Request
Print each of the entries exactly, leaving nothing out.

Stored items
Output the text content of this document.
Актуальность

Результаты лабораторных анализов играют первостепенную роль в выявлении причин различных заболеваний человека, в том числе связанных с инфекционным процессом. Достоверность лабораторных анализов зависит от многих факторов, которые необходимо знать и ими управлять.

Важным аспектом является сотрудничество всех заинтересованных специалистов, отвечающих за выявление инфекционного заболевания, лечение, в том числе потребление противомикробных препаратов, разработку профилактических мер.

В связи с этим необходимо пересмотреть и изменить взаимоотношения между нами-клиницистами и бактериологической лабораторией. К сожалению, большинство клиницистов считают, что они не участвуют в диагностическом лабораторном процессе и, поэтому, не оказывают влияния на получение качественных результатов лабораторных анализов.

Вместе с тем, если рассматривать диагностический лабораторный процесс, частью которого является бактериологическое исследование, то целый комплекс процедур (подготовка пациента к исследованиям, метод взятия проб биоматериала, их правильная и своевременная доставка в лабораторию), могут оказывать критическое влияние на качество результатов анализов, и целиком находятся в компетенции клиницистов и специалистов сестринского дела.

Final result
Output the text content of this document.
Актуальность

Результаты лабораторных анализов играют первостепенную роль в выявлении причин различных заболеваний человека, в том числе связанных с инфекционным процессом. Достоверность лабораторных анализов зависит от многих факторов, которые необходимо знать и ими управлять.

Важным аспектом является сотрудничество всех заинтересованных специалистов, отвечающих за выявление инфекционного заболевания, лечение, в том числе потребление противомикробных препаратов, разработку профилактических мер.

В связи с этим необходимо пересмотреть и изменить взаимоотношения между нами-клиницистами и бактериологической лабораторией. К сожалению, большинство клиницистов считают, что они не участвуют в диагностическом лабораторном процессе и, поэтому, не оказывают влияния на получение качественных результатов лабораторных анализов.

Вместе с тем, если рассматривать диагностический лабораторный процесс, частью которого является бактериологическое исследование, то целый комплекс процедур (подготовка пациента к исследованиям, метод взятия проб биоматериала, их правильная и своевременная доставка в лабораторию), могут оказывать критическое влияние на качество результатов анализов, и целиком находятся в компетенции клиницистов и специалистов сестринского дела.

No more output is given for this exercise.